### GIVEN TASK
Copy each line of the records below word for word, leaving out the pictures.

[Records with labeled boxes]
━━━━

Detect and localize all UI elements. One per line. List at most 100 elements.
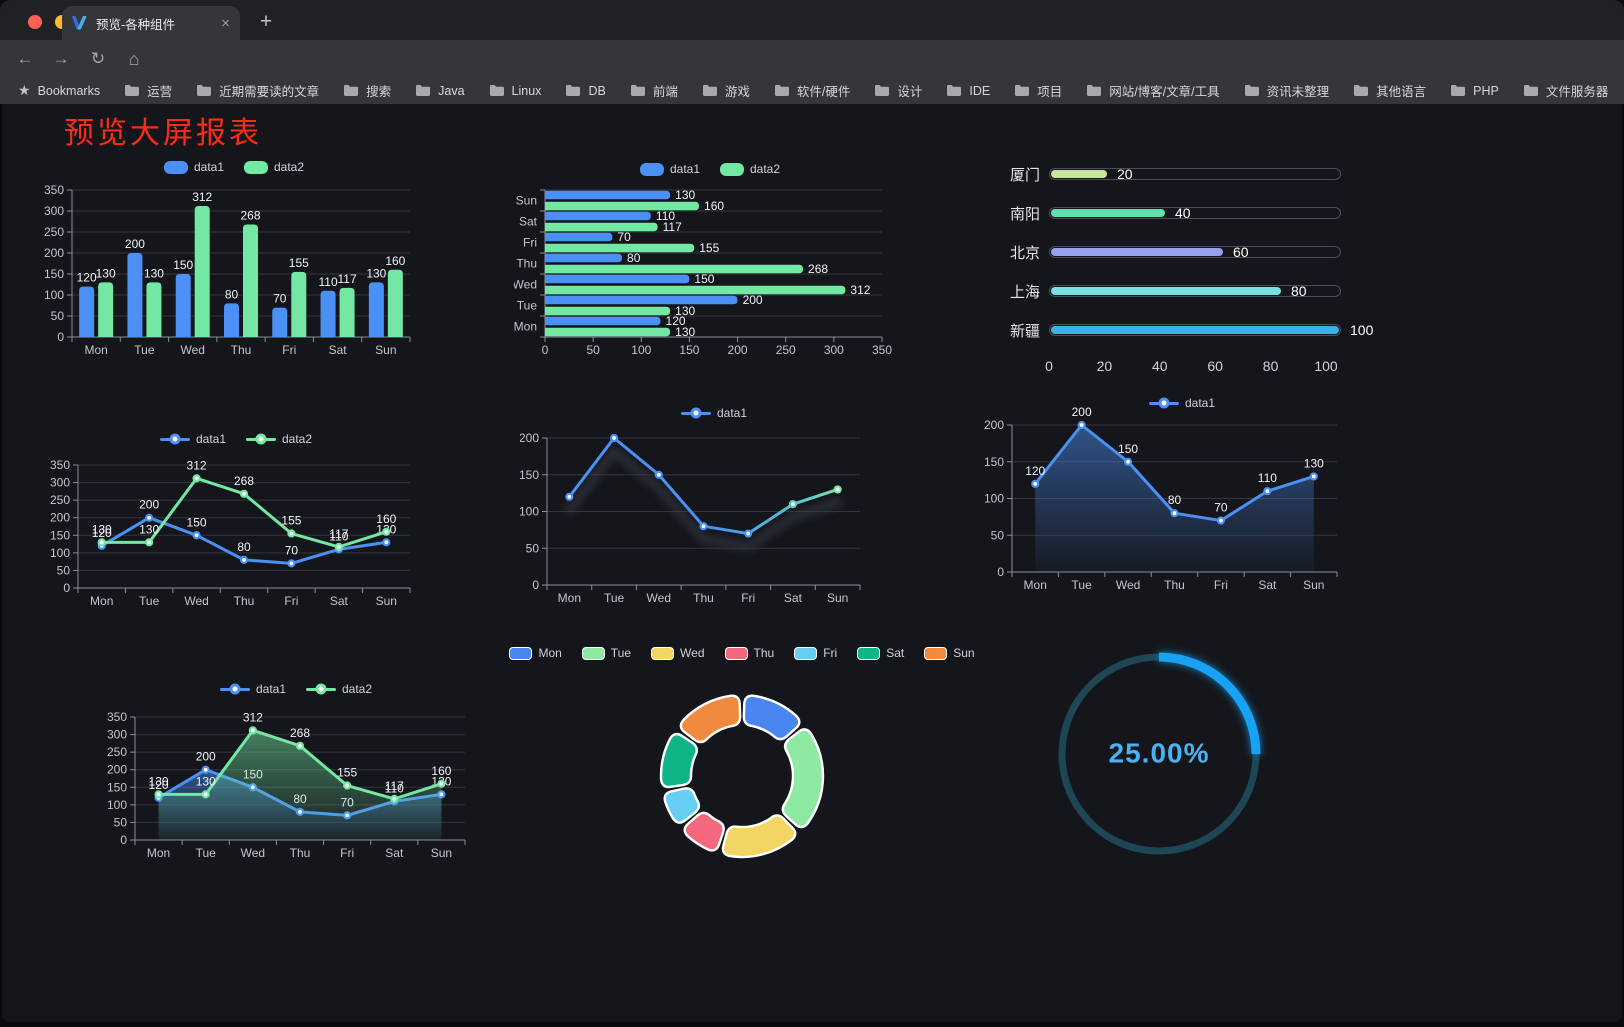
bookmark-folder[interactable]: 游戏 [702, 81, 750, 100]
svg-text:Wed: Wed [514, 278, 537, 292]
svg-text:0: 0 [997, 565, 1004, 579]
browser-tab[interactable]: 预览-各种组件 × [62, 6, 240, 40]
svg-text:Sat: Sat [330, 594, 349, 608]
bookmarks-root[interactable]: ★ Bookmarks [18, 82, 100, 99]
chart-gradient-line[interactable]: data1 0 50 100 150 200 Mon Tue Wed Thu Fri Sat Sun [520, 396, 908, 614]
chart-single-area-line[interactable]: data1 0 50 100 150 200 Mon Tue Wed Thu Fri Sat Sun 12… [977, 386, 1387, 598]
back-icon[interactable]: ← [16, 49, 34, 68]
legend-item-data2[interactable]: data2 [246, 432, 312, 446]
legend-item-Sat[interactable]: Sat [857, 646, 904, 660]
legend-item-Fri[interactable]: Fri [794, 646, 837, 660]
legend-item-data1[interactable]: data1 [219, 682, 286, 696]
page-content: 预览大屏报表 data1 data2 0 50 100 150 200 250 300 350 Mo… [2, 104, 1622, 1022]
legend-item-data1[interactable]: data1 [680, 406, 747, 420]
legend-item-data2[interactable]: data2 [720, 162, 780, 176]
legend-item-data1[interactable]: data1 [163, 160, 224, 174]
legend-item-data1[interactable]: data1 [639, 162, 700, 176]
legend-item-data2[interactable]: data2 [244, 160, 304, 174]
folder-icon [197, 85, 212, 96]
bookmark-folder-label: 前端 [652, 85, 678, 99]
bookmark-folder[interactable]: 设计 [874, 81, 922, 100]
tab-close-icon[interactable]: × [221, 14, 230, 32]
chart-progress-bars[interactable]: 厦门 20 南阳 40 北京 60 上海 80 新疆 100 0 20 40 60 80 100 [1000, 156, 1373, 386]
legend-item-data1[interactable]: data1 [1148, 396, 1215, 410]
chart-donut-pie[interactable]: Mon Tue Wed Thu Fri Sat Sun [509, 638, 975, 890]
bookmark-folder-label: 运营 [147, 85, 173, 99]
svg-text:110: 110 [1258, 471, 1277, 485]
svg-text:Thu: Thu [516, 257, 537, 271]
svg-text:Sat: Sat [1258, 578, 1277, 592]
bookmark-folder[interactable]: Linux [489, 84, 541, 98]
bookmark-folder[interactable]: 运营 [124, 81, 172, 100]
bookmark-folder[interactable]: Java [415, 84, 465, 98]
legend-item-Wed[interactable]: Wed [651, 646, 705, 660]
bookmark-folder[interactable]: 前端 [630, 81, 678, 100]
bookmark-folder[interactable]: 文件服务器 [1523, 81, 1608, 100]
bookmark-folder[interactable]: IDE [946, 84, 990, 98]
legend-item-data2[interactable]: data2 [306, 682, 372, 696]
chart-canvas[interactable]: 0 50 100 150 200 250 300 350 Mon Tue Wed Thu Fri Sat S… [44, 422, 428, 644]
chart-canvas[interactable] [1048, 643, 1270, 865]
folder-icon [702, 85, 717, 96]
chart-canvas[interactable]: 0 50 100 150 200 250 300 350 Mon Tue Wed Thu Fri Sat S… [40, 150, 428, 368]
legend-item-Thu[interactable]: Thu [724, 646, 774, 660]
forward-icon[interactable]: → [52, 49, 70, 68]
bookmark-folder[interactable]: DB [565, 84, 606, 98]
new-tab-button[interactable]: + [259, 10, 273, 33]
legend-marker [1148, 397, 1179, 409]
chart-two-series-area[interactable]: data1 data2 0 50 100 150 200 250 300 350 Mon Tue Wed… [104, 672, 488, 894]
close-window-button[interactable] [28, 15, 42, 29]
bookmark-folder[interactable]: 软件/硬件 [774, 81, 850, 100]
svg-text:Tue: Tue [139, 594, 160, 608]
folder-icon [489, 85, 504, 96]
reload-icon[interactable]: ↻ [90, 49, 106, 68]
svg-text:250: 250 [50, 493, 70, 507]
legend-marker [724, 646, 748, 660]
line-series-data1 [564, 433, 843, 552]
chart-horizontal-bar[interactable]: data1 data2 0 50 100 150 200 250 300 350 Mon Tue Wed… [514, 152, 906, 370]
home-icon[interactable]: ⌂ [128, 49, 140, 69]
star-icon: ★ [18, 82, 31, 98]
legend-label: Fri [823, 646, 838, 660]
svg-text:160: 160 [376, 512, 396, 526]
legend-label: data2 [274, 160, 305, 174]
svg-text:Sun: Sun [431, 846, 452, 860]
svg-text:100: 100 [44, 288, 64, 302]
bookmark-folder[interactable]: 近期需要读的文章 [196, 81, 319, 100]
bookmark-folder[interactable]: PHP [1450, 84, 1499, 98]
legend-item-data1[interactable]: data1 [159, 432, 226, 446]
progress-value: 40 [1175, 205, 1191, 221]
bookmark-folder[interactable]: 资讯未整理 [1244, 81, 1329, 100]
bookmark-folder[interactable]: 其他语言 [1353, 81, 1426, 100]
svg-text:50: 50 [991, 528, 1005, 542]
bookmark-folder[interactable]: 搜索 [343, 81, 391, 100]
progress-row-厦门: 厦门 20 [1000, 164, 1372, 184]
gauge-value-text: 25.00% [1108, 737, 1210, 769]
chart-canvas[interactable]: 0 50 100 150 200 Mon Tue Wed Thu Fri Sat Sun [520, 396, 908, 614]
svg-text:Thu: Thu [1164, 578, 1185, 592]
svg-text:120: 120 [666, 314, 686, 328]
progress-fill [1051, 287, 1281, 295]
chart-grouped-bar[interactable]: data1 data2 0 50 100 150 200 250 300 350 Mon Tue Wed… [40, 150, 428, 368]
svg-text:130: 130 [139, 522, 159, 536]
legend-item-Sun[interactable]: Sun [924, 646, 975, 660]
chart-canvas[interactable]: 0 50 100 150 200 250 300 350 Mon Tue Wed Thu Fri Sat S… [514, 152, 906, 370]
chart-canvas[interactable] [560, 638, 924, 890]
chart-gauge-ring[interactable]: 25.00% [1048, 643, 1270, 865]
bookmark-folder[interactable]: 网站/博客/文章/工具 [1086, 81, 1220, 100]
svg-text:130: 130 [144, 266, 164, 280]
svg-text:150: 150 [50, 528, 70, 542]
chart-legend: data1 data2 [40, 160, 428, 174]
svg-text:80: 80 [237, 540, 251, 554]
legend-item-Tue[interactable]: Tue [581, 646, 631, 660]
bookmark-folder[interactable]: 项目 [1014, 81, 1062, 100]
svg-text:117: 117 [385, 779, 404, 793]
progress-fill [1051, 326, 1339, 334]
progress-axis-tick: 20 [1096, 358, 1113, 374]
chart-two-series-line[interactable]: data1 data2 0 50 100 150 200 250 300 350 Mon Tue Wed… [44, 422, 428, 644]
chart-canvas[interactable]: 0 50 100 150 200 250 300 350 Mon Tue Wed Thu Fri Sat S… [104, 672, 488, 894]
progress-axis-tick: 40 [1152, 358, 1168, 374]
legend-item-Mon[interactable]: Mon [509, 646, 562, 660]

━━━━

### REPLY
Detect and localize all UI elements. One per line. List at most 100 elements.
bookmark-folder[interactable]: 游戏 [702, 81, 750, 100]
svg-text:Wed: Wed [514, 278, 537, 292]
svg-text:0: 0 [997, 565, 1004, 579]
browser-tab[interactable]: 预览-各种组件 × [62, 6, 240, 40]
svg-text:Sat: Sat [330, 594, 349, 608]
bookmarks-root[interactable]: ★ Bookmarks [18, 82, 100, 99]
chart-gradient-line[interactable]: data1 0 50 100 150 200 Mon Tue Wed Thu Fri Sat Sun [520, 396, 908, 614]
chart-single-area-line[interactable]: data1 0 50 100 150 200 Mon Tue Wed Thu Fri Sat Sun 12… [977, 386, 1387, 598]
back-icon[interactable]: ← [16, 49, 34, 68]
legend-item-data2[interactable]: data2 [246, 432, 312, 446]
legend-item-Sat[interactable]: Sat [857, 646, 904, 660]
legend-item-Fri[interactable]: Fri [794, 646, 837, 660]
legend-item-data1[interactable]: data1 [219, 682, 286, 696]
page-content: 预览大屏报表 data1 data2 0 50 100 150 200 250 300 350 Mo… [2, 104, 1622, 1022]
legend-item-data1[interactable]: data1 [680, 406, 747, 420]
legend-item-data2[interactable]: data2 [720, 162, 780, 176]
legend-item-data1[interactable]: data1 [163, 160, 224, 174]
legend-item-data1[interactable]: data1 [639, 162, 700, 176]
legend-item-data2[interactable]: data2 [244, 160, 304, 174]
folder-icon [197, 85, 212, 96]
bookmark-folder-label: 前端 [652, 85, 678, 99]
bookmark-folder[interactable]: 设计 [874, 81, 922, 100]
tab-close-icon[interactable]: × [221, 14, 230, 32]
chart-progress-bars[interactable]: 厦门 20 南阳 40 北京 60 上海 80 新疆 100 0 20 40 60 80 100 [1000, 156, 1373, 386]
legend-item-data1[interactable]: data1 [1148, 396, 1215, 410]
chart-donut-pie[interactable]: Mon Tue Wed Thu Fri Sat Sun [509, 638, 975, 890]
bookmark-folder-label: 运营 [147, 85, 173, 99]
svg-text:110: 110 [1258, 471, 1277, 485]
svg-text:Thu: Thu [516, 257, 537, 271]
svg-text:Sat: Sat [1258, 578, 1277, 592]
bookmark-folder[interactable]: Linux [489, 84, 541, 98]
bookmark-folder[interactable]: 运营 [124, 81, 172, 100]
bookmark-folder[interactable]: Java [415, 84, 465, 98]
legend-item-Wed[interactable]: Wed [651, 646, 705, 660]
bookmark-folder[interactable]: 前端 [630, 81, 678, 100]
bookmark-folder[interactable]: 文件服务器 [1523, 81, 1608, 100]
bookmark-folder[interactable]: IDE [946, 84, 990, 98]
legend-item-data2[interactable]: data2 [306, 682, 372, 696]
chart-canvas[interactable]: 0 50 100 150 200 250 300 350 Mon Tue Wed Thu Fri Sat S… [44, 422, 428, 644]
chart-canvas[interactable] [1048, 643, 1270, 865]
folder-icon [702, 85, 717, 96]
chart-canvas[interactable]: 0 50 100 150 200 250 300 350 Mon Tue Wed Thu Fri Sat S… [40, 150, 428, 368]
legend-item-Thu[interactable]: Thu [724, 646, 774, 660]
forward-icon[interactable]: → [52, 49, 70, 68]
bookmark-folder[interactable]: DB [565, 84, 606, 98]
new-tab-button[interactable]: + [259, 10, 273, 33]
legend-marker [1148, 397, 1179, 409]
chart-two-series-area[interactable]: data1 data2 0 50 100 150 200 250 300 350 Mon Tue Wed… [104, 672, 488, 894]
close-window-button[interactable] [28, 15, 42, 29]
bookmark-folder[interactable]: 软件/硬件 [774, 81, 850, 100]
svg-text:Tue: Tue [139, 594, 160, 608]
folder-icon [489, 85, 504, 96]
reload-icon[interactable]: ↻ [90, 49, 106, 68]
svg-text:250: 250 [50, 493, 70, 507]
legend-marker [724, 646, 748, 660]
line-series-data1 [564, 433, 843, 552]
chart-horizontal-bar[interactable]: data1 data2 0 50 100 150 200 250 300 350 Mon Tue Wed… [514, 152, 906, 370]
home-icon[interactable]: ⌂ [128, 49, 140, 69]
star-icon: ★ [18, 82, 31, 98]
legend-label: Fri [823, 646, 838, 660]
svg-text:160: 160 [376, 512, 396, 526]
legend-label: data2 [274, 160, 305, 174]
svg-text:Sun: Sun [431, 846, 452, 860]
svg-text:100: 100 [44, 288, 64, 302]
bookmark-folder[interactable]: 近期需要读的文章 [196, 81, 319, 100]
bookmark-folder[interactable]: PHP [1450, 84, 1499, 98]
legend-item-data1[interactable]: data1 [159, 432, 226, 446]
progress-value: 40 [1175, 205, 1191, 221]
bookmark-folder[interactable]: 资讯未整理 [1244, 81, 1329, 100]
bookmark-folder[interactable]: 其他语言 [1353, 81, 1426, 100]
svg-text:50: 50 [991, 528, 1005, 542]
bookmark-folder[interactable]: 搜索 [343, 81, 391, 100]
progress-row-厦门: 厦门 20 [1000, 164, 1372, 184]
gauge-value-text: 25.00% [1108, 737, 1210, 769]
chart-canvas[interactable]: 0 50 100 150 200 Mon Tue Wed Thu Fri Sat Sun [520, 396, 908, 614]
svg-text:Thu: Thu [1164, 578, 1185, 592]
svg-text:120: 120 [666, 314, 686, 328]
progress-fill [1051, 287, 1281, 295]
chart-grouped-bar[interactable]: data1 data2 0 50 100 150 200 250 300 350 Mon Tue Wed… [40, 150, 428, 368]
svg-text:130: 130 [139, 522, 159, 536]
legend-item-Sun[interactable]: Sun [924, 646, 975, 660]
chart-canvas[interactable]: 0 50 100 150 200 250 300 350 Mon Tue Wed Thu Fri Sat S… [514, 152, 906, 370]
chart-canvas[interactable] [560, 638, 924, 890]
chart-gauge-ring[interactable]: 25.00% [1048, 643, 1270, 865]
bookmark-folder[interactable]: 网站/博客/文章/工具 [1086, 81, 1220, 100]
svg-text:130: 130 [144, 266, 164, 280]
svg-text:150: 150 [50, 528, 70, 542]
chart-legend: data1 data2 [40, 160, 428, 174]
svg-text:80: 80 [237, 540, 251, 554]
legend-item-Tue[interactable]: Tue [581, 646, 631, 660]
bookmark-folder[interactable]: 项目 [1014, 81, 1062, 100]
svg-text:117: 117 [385, 779, 404, 793]
progress-fill [1051, 326, 1339, 334]
progress-axis-tick: 20 [1096, 358, 1113, 374]
chart-two-series-line[interactable]: data1 data2 0 50 100 150 200 250 300 350 Mon Tue Wed… [44, 422, 428, 644]
chart-canvas[interactable]: 0 50 100 150 200 250 300 350 Mon Tue Wed Thu Fri Sat S… [104, 672, 488, 894]
progress-axis-tick: 40 [1152, 358, 1168, 374]
legend-item-Mon[interactable]: Mon [509, 646, 562, 660]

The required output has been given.